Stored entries
===============
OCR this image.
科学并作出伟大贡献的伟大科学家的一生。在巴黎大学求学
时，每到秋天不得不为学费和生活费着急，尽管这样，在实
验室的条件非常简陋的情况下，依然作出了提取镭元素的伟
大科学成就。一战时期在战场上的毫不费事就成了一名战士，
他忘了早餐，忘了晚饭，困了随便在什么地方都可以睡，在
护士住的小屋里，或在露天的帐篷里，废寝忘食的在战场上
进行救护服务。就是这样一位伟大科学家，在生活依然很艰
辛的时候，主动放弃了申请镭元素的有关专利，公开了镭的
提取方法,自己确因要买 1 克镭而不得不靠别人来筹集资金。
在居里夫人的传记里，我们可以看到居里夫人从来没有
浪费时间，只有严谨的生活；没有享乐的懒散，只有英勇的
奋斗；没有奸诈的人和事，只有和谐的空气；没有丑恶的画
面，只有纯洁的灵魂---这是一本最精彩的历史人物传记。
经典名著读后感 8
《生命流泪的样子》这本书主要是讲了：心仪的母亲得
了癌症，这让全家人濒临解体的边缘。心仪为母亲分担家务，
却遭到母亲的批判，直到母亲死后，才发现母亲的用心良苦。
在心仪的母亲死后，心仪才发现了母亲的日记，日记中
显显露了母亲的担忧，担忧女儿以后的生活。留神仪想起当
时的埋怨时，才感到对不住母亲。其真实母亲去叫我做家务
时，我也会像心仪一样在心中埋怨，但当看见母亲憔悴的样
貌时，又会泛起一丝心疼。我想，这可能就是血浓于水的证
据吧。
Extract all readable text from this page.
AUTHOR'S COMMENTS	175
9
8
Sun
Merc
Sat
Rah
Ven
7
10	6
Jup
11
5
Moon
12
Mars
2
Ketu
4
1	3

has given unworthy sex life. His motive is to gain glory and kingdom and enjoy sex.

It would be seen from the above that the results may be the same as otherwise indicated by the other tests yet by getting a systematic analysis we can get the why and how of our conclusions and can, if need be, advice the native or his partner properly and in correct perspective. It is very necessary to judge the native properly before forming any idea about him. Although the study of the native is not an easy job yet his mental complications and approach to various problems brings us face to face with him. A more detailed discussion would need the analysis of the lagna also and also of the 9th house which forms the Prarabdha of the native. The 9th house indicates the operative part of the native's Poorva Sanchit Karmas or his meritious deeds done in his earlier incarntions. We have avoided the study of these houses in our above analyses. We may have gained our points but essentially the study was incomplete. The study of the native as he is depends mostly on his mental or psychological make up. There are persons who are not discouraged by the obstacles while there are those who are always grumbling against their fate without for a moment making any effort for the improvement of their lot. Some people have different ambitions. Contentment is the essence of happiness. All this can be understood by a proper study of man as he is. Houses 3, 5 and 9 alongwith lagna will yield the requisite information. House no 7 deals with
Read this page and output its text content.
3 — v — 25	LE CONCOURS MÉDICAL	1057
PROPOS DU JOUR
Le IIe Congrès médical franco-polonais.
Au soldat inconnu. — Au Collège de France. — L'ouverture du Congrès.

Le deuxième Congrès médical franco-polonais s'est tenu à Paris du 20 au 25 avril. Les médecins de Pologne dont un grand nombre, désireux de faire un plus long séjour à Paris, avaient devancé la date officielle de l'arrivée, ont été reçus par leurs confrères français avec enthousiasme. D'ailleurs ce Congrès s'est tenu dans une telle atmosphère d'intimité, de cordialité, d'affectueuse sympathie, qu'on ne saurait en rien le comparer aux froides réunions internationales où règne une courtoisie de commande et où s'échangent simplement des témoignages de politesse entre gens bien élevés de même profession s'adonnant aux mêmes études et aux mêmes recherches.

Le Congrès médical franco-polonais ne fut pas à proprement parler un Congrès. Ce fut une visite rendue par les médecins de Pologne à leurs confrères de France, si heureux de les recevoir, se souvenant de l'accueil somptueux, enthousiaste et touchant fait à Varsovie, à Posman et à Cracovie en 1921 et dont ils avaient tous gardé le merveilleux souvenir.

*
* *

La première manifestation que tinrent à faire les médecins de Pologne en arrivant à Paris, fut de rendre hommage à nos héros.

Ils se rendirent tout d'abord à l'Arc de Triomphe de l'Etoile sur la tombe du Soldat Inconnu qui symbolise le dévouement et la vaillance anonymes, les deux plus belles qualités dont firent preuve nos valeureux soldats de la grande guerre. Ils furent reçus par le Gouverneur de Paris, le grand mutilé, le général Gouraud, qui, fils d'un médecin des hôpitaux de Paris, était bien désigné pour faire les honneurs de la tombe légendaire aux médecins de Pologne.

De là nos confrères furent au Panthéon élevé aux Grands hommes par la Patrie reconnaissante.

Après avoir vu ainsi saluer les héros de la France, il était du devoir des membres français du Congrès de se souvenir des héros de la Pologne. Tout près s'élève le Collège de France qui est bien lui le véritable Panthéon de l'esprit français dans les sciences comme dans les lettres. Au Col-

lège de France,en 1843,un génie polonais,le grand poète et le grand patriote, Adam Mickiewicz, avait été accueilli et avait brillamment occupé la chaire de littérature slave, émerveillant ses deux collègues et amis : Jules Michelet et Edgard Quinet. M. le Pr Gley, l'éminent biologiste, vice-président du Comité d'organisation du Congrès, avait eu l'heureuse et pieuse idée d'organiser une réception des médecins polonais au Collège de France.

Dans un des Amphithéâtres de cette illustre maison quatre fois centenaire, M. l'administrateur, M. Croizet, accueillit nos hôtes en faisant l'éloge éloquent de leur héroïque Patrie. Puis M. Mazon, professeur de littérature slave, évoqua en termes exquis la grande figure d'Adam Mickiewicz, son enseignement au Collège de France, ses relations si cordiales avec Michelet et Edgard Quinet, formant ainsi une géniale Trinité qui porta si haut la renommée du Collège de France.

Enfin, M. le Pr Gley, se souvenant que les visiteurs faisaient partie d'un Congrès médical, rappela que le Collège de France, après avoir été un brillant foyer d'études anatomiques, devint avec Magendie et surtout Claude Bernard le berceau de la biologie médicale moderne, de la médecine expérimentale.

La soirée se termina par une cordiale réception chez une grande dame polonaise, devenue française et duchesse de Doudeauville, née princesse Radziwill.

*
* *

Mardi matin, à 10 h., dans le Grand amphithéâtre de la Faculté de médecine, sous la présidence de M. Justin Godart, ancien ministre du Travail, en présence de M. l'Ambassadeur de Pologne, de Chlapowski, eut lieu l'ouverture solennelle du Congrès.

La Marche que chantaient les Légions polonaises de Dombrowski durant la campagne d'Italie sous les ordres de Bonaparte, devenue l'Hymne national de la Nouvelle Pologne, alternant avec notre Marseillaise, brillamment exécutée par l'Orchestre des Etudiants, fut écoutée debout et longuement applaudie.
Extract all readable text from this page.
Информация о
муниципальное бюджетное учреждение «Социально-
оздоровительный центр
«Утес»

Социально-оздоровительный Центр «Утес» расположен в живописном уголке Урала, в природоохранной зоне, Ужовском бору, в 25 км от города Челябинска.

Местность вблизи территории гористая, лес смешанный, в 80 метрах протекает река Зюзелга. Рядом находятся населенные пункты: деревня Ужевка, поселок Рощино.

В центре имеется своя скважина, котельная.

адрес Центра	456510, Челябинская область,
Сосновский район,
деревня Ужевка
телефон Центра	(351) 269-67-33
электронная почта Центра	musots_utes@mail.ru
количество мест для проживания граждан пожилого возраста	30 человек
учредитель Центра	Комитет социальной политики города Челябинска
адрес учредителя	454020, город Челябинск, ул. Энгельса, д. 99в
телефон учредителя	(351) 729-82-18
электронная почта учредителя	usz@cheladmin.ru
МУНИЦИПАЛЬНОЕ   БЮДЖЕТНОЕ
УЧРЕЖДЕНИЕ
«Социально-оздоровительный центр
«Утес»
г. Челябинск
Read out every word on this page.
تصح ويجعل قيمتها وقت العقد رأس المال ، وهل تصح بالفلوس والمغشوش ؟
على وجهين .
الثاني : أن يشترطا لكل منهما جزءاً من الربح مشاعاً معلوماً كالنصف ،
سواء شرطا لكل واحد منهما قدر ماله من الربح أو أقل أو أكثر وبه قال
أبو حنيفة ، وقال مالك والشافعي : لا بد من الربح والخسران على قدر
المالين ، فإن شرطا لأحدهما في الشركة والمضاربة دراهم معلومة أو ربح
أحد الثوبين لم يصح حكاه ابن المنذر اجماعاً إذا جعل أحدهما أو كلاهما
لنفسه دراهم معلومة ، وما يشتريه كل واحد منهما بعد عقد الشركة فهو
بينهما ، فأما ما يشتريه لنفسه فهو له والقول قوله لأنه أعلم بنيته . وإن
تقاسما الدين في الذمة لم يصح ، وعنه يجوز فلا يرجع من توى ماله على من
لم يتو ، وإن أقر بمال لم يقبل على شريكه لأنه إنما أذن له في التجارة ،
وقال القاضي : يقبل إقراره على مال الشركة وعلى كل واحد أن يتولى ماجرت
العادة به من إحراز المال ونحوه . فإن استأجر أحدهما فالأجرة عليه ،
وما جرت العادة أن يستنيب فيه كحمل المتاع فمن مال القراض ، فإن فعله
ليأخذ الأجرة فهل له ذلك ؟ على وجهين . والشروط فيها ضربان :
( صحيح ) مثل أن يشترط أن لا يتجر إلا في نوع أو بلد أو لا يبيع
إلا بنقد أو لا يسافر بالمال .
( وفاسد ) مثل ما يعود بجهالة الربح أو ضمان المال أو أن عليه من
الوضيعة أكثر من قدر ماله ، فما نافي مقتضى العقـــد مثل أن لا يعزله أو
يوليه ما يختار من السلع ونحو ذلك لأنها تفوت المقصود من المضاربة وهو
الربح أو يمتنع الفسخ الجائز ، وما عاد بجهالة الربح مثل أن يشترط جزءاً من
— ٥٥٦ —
===============
- **Goal**: Gather all lines with the string "يقبل" from the data.

- **Worked solution**:
لم يتو ، وإن أقر بمال لم يقبل على شريكه لأنه إنما أذن له في التجارة ،
وقال القاضي : يقبل إقراره على مال الشركة وعلى كل واحد أن يتولى ماجرت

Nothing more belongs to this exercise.